### Excerpt:
Tracey Emin, “Everyone I Have Ever Slept With 1963–1995” (1995)
Tracey Emin is an English artist whose work is often called “confessional.” Her most famous work includes the above installation of a tent, called Everyone I Have Ever Slept With. (The names of said people are appliquéd on the inside of the tent.) If this sounds like a euphemism for all the people Emin has, well, had sex with, it isn’t, quite: her grandma’s name is on there, for example. The original tent was destroyed in a warehouse fire, in 2004; she’s never recreated it.
Catherine Opie, “Jake” (1991)
Catherine Opie’s work with photography is famed for its treatment of identity, and queer identities in particular. She made her name with portraits of the queer and trangender people she knows in Los Angeles. “Few artists of her generation,” the New York Times wrote of her 2008 retrospective at the Guggenheim,”have as consistently and brilliantly shown queerness to be the capacious category that it is.”
Ghada Amer, “Le champ de marguerites,” 2011)

### Record set:
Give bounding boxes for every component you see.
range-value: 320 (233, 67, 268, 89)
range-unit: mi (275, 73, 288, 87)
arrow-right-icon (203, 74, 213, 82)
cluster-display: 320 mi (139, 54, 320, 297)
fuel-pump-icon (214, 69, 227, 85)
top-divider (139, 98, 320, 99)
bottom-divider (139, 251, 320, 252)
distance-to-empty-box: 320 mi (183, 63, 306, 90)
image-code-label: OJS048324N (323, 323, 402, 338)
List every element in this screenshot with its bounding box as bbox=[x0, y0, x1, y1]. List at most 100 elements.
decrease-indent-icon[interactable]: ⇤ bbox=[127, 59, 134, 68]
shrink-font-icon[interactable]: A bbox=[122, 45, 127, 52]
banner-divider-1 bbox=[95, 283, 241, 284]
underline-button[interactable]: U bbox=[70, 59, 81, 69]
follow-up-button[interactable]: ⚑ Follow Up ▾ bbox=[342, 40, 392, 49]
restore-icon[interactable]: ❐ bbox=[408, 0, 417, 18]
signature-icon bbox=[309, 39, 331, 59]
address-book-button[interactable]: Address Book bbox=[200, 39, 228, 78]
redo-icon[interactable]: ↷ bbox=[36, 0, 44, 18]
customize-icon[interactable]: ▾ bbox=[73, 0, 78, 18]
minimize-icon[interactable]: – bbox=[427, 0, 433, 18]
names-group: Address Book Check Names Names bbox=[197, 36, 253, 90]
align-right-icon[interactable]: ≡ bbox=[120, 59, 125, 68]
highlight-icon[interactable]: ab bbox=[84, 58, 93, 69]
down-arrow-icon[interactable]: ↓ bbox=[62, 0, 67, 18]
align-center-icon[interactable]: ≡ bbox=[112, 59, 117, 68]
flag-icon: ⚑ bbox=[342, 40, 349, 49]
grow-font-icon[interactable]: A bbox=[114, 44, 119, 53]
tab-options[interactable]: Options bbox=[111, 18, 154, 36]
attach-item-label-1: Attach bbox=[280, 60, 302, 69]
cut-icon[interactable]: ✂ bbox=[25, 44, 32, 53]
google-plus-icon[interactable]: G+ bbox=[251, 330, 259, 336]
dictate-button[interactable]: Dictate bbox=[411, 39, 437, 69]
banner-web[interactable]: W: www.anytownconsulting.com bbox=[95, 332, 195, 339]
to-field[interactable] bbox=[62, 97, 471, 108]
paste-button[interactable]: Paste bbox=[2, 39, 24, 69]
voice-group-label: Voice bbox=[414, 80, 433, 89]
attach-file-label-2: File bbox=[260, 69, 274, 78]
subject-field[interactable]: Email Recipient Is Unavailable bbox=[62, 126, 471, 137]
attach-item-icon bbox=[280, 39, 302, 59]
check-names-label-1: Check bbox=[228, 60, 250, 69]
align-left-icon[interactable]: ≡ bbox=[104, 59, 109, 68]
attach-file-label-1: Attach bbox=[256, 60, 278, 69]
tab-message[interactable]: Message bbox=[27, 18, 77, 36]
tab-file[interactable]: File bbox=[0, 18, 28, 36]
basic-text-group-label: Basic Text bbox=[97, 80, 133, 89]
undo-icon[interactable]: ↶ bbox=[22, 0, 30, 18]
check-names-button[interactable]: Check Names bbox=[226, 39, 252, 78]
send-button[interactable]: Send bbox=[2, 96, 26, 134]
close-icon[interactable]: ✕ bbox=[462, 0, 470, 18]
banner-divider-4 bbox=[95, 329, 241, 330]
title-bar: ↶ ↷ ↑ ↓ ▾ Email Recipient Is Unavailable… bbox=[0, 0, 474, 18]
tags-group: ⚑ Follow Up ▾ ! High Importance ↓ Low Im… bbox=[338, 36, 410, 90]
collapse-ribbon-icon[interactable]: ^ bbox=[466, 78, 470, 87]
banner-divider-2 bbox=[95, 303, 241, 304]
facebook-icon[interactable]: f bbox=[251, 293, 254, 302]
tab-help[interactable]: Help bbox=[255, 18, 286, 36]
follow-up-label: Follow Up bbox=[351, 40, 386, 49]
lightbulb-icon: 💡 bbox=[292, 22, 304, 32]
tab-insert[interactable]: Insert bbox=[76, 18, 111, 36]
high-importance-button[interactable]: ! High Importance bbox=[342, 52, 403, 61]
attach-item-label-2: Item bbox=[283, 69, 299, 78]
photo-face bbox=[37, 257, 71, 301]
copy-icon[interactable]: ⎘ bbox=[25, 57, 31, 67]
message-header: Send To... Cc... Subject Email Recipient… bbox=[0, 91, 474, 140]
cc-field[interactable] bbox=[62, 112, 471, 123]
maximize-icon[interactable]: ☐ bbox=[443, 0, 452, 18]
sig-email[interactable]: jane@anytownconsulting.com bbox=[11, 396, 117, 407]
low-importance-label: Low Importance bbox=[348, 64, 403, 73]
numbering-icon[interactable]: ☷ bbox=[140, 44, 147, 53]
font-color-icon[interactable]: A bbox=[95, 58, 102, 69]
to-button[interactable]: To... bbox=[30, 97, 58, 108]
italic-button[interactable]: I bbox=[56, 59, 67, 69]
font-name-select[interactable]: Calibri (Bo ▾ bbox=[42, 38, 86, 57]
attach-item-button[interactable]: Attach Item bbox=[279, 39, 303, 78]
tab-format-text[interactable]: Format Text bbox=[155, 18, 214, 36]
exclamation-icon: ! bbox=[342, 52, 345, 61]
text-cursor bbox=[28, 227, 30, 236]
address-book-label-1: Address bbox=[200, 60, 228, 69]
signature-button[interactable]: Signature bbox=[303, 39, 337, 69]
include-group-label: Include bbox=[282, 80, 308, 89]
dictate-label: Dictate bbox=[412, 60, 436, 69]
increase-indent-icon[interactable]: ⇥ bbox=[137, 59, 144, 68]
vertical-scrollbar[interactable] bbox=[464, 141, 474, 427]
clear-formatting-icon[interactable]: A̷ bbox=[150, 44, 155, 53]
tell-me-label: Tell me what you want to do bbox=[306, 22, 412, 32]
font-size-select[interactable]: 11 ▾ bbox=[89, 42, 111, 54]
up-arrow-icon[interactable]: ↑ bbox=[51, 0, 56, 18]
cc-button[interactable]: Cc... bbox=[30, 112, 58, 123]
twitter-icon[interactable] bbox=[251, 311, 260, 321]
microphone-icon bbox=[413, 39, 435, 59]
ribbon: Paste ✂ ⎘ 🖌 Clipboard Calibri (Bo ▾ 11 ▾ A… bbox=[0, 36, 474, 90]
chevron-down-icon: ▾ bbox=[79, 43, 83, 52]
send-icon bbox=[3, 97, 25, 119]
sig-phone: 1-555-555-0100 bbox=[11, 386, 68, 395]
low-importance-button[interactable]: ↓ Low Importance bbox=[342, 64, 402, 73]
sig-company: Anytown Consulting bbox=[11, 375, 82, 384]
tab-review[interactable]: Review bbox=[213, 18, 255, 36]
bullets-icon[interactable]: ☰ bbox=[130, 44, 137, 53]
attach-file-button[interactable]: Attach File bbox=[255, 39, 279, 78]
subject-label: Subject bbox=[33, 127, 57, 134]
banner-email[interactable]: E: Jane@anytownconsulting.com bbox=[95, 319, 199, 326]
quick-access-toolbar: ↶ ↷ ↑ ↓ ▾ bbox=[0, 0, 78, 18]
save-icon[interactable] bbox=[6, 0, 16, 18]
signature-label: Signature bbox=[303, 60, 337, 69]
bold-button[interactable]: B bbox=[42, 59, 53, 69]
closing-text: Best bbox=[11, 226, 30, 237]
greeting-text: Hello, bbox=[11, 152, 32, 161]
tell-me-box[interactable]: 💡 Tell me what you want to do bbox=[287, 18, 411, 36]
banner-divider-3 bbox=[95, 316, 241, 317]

### Set of tasks:
1. In the excerpt on artworks, what happened to Tracey Emin's original tent?
2. Repeat the passage of the excerpt on artworks word for word, from "Tracey Emin is" up to and including "never recreated it.".

### Answers for the tasks:
1. It was destroyed in a warehouse fire in 2004.

2.
Tracey Emin is an English artist whose work is often called “confessional.” Her most famous work includes the above installation of a tent, called Everyone I Have Ever Slept With. (The names of said people are appliquéd on the inside of the tent.) If this sounds like a euphemism for all the people Emin has, well, had sex with, it isn’t, quite: her grandma’s name is on there, for example. The original tent was destroyed in a warehouse fire, in 2004; she’s never recreated it.